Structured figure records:
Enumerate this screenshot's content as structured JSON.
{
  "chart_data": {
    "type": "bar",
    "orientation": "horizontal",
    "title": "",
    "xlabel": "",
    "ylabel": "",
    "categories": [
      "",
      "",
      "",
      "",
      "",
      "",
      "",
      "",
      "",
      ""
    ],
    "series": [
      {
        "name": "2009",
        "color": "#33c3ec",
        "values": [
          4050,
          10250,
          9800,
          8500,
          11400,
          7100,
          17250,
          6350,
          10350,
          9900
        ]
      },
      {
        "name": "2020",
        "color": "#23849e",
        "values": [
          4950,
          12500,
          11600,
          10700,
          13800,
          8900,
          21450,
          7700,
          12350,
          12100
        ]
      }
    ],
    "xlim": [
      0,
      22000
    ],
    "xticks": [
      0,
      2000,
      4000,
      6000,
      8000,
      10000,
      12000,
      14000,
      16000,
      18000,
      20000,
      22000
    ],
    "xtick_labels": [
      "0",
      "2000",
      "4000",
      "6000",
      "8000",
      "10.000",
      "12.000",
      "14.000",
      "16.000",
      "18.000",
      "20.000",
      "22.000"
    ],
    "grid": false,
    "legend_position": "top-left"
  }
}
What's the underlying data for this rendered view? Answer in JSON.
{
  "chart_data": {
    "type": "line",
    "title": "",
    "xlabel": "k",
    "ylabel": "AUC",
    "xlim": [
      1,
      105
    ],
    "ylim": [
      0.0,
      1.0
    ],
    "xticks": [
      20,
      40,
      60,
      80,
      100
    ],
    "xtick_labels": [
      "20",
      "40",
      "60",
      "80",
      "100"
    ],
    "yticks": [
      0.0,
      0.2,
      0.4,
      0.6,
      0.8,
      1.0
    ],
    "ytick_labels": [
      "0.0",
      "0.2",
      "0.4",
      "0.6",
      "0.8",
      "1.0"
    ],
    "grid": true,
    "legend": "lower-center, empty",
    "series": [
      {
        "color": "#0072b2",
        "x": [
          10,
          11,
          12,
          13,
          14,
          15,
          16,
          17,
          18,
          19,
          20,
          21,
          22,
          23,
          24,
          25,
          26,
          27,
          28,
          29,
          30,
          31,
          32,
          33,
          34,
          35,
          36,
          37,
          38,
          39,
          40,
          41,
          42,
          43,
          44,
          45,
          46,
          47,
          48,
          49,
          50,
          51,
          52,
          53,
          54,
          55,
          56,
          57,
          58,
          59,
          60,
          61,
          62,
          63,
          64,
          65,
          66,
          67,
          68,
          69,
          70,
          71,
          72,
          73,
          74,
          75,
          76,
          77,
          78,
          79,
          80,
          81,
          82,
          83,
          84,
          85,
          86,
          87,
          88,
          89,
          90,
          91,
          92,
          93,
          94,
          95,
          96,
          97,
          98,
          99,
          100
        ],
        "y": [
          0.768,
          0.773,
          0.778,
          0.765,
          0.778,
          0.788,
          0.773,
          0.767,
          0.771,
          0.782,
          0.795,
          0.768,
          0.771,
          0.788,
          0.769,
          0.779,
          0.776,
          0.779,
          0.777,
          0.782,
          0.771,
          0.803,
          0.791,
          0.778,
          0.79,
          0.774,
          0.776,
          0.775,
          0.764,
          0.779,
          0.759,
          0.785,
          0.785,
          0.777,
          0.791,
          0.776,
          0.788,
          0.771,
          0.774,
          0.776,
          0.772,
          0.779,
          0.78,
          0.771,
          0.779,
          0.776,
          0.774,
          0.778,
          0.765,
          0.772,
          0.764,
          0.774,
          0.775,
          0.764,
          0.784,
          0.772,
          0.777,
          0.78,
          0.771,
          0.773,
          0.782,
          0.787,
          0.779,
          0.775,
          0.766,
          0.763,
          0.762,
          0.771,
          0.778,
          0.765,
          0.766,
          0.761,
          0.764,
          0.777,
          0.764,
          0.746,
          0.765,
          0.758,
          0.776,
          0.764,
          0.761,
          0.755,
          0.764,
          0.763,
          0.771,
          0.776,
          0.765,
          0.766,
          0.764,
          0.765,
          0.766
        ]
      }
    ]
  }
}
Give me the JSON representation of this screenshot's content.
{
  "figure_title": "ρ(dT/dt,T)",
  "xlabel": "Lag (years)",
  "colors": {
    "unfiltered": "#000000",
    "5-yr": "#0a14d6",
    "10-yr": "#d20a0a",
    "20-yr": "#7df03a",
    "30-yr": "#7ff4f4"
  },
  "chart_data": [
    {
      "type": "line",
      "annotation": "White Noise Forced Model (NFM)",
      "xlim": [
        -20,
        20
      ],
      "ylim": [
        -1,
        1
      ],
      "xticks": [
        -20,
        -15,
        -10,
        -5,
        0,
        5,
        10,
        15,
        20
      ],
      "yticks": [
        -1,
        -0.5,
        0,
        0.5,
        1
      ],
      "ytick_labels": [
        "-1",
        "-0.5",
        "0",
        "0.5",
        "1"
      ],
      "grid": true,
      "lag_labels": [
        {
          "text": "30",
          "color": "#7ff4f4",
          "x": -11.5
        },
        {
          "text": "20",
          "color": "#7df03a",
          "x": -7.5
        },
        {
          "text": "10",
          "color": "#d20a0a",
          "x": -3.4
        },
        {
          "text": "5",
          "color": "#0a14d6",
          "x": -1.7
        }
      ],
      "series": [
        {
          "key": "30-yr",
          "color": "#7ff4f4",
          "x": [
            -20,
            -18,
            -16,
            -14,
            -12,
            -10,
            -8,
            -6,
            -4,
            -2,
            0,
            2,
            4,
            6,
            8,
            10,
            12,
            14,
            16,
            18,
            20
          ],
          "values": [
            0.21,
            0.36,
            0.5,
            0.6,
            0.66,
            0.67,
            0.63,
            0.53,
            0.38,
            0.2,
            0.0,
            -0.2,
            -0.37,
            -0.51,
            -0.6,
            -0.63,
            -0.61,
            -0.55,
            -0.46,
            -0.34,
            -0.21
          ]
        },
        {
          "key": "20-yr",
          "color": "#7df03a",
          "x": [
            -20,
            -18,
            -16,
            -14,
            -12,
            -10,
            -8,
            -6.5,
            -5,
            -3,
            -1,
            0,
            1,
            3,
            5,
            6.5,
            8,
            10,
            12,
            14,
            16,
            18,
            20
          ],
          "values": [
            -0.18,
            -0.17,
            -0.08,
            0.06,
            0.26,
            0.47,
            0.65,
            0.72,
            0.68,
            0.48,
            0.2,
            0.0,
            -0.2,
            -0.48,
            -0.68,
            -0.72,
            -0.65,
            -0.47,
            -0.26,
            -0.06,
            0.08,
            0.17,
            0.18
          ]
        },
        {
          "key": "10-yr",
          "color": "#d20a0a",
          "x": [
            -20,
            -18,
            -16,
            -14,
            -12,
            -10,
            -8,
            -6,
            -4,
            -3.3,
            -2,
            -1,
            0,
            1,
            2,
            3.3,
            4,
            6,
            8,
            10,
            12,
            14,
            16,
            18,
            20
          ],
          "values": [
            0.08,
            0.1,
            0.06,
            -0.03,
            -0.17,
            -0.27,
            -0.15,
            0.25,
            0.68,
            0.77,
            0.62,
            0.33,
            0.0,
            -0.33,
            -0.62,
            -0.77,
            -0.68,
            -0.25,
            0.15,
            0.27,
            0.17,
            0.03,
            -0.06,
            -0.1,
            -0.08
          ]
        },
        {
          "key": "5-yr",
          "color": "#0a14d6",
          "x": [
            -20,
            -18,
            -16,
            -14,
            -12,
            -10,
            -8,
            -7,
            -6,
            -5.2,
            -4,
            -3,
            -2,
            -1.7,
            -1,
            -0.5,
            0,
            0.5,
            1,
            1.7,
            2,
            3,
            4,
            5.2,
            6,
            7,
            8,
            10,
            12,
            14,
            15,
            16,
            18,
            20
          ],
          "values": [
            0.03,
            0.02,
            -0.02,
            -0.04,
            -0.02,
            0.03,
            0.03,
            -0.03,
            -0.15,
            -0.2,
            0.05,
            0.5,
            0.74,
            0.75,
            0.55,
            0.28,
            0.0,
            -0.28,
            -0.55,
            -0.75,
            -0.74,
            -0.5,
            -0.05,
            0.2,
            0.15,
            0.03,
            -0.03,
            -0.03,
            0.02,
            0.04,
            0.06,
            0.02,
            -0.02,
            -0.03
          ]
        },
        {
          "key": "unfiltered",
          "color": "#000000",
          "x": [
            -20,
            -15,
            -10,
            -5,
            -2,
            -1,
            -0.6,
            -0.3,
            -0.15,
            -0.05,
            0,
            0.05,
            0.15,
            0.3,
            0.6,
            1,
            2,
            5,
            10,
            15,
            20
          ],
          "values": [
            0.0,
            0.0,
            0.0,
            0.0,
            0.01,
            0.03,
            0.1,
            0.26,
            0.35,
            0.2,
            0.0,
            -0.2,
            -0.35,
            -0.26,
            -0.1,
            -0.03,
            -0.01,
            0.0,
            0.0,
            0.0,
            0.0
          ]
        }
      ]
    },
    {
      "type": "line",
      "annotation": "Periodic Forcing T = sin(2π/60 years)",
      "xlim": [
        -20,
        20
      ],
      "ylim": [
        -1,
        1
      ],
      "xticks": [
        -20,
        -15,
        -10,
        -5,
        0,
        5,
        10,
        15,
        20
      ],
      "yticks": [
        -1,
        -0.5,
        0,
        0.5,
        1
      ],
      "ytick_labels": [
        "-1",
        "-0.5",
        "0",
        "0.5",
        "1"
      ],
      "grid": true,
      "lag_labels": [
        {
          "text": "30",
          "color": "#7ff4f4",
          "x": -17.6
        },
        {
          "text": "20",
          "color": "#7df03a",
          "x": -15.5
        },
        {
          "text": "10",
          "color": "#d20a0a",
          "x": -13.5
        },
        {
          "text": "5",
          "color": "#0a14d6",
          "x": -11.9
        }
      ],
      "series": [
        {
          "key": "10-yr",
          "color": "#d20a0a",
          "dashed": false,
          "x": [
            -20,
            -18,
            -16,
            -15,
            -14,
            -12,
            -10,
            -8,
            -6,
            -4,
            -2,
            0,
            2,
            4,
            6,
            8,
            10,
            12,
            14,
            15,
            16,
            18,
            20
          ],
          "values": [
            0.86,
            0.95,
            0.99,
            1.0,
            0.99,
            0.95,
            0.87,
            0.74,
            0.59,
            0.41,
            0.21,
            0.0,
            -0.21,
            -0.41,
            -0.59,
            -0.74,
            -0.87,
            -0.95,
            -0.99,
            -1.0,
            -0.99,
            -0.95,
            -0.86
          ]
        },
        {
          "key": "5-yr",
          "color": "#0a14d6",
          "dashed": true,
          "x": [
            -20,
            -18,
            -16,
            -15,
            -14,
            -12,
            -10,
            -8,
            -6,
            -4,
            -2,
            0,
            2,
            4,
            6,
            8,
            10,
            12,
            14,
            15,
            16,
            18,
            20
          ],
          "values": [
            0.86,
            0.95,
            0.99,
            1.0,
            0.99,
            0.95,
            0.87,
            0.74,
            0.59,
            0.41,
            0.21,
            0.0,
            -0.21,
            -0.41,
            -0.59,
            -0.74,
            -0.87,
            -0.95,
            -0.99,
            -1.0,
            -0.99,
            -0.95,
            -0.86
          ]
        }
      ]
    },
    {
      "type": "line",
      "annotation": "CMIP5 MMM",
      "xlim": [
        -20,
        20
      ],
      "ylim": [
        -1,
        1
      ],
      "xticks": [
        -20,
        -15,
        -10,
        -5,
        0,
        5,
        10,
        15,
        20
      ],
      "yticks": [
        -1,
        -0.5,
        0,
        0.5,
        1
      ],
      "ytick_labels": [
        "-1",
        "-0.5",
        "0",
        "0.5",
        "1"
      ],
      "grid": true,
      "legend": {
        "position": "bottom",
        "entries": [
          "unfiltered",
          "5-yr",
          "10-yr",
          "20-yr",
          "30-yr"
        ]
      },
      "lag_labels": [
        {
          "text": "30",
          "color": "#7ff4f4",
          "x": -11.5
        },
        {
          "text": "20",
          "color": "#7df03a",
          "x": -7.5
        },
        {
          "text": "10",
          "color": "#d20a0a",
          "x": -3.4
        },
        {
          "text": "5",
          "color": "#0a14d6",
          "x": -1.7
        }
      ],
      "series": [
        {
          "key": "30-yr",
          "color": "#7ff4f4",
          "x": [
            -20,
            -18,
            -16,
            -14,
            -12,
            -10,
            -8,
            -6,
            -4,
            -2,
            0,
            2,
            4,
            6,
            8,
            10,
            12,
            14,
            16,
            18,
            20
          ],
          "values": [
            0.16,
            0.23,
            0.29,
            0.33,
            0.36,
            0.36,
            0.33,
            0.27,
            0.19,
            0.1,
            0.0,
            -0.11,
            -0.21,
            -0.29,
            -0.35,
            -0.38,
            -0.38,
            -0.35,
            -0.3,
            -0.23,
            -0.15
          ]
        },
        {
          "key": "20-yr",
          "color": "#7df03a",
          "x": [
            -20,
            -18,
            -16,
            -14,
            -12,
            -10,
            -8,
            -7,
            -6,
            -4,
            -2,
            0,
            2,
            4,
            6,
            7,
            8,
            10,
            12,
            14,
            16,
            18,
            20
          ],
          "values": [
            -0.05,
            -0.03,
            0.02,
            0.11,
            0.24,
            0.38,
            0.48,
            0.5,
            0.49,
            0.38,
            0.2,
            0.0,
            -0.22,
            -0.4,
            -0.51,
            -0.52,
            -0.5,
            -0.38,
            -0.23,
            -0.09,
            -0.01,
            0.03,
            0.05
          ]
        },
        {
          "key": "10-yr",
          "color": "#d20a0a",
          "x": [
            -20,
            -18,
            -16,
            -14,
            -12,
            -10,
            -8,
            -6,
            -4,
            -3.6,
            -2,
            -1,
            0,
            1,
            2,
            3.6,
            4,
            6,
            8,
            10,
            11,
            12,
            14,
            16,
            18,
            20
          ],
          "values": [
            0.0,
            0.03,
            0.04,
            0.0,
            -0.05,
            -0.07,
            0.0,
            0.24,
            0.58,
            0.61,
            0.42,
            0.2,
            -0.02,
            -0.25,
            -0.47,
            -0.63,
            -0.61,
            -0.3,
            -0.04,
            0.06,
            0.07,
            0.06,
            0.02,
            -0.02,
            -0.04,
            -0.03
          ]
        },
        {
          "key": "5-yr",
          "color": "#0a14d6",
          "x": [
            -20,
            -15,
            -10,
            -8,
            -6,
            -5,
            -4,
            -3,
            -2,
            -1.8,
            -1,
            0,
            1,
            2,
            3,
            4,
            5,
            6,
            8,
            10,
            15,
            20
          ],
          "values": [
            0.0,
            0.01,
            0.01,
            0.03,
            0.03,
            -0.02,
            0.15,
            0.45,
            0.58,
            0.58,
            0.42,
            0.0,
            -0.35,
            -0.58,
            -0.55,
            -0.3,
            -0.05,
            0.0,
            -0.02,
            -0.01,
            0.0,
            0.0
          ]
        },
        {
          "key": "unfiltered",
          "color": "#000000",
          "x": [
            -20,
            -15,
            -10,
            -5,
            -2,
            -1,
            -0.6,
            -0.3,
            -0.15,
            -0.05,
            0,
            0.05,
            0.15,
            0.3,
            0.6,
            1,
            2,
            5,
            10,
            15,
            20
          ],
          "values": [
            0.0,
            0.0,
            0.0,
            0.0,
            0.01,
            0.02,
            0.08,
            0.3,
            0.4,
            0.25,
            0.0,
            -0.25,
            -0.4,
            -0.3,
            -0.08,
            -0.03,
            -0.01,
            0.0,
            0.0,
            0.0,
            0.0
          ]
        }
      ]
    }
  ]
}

* [Given instruction] Copy out every line where the word "unfiltered" occurs.

* [Worked answer]
    "unfiltered": "#000000",
          "key": "unfiltered",
          "unfiltered",
          "key": "unfiltered",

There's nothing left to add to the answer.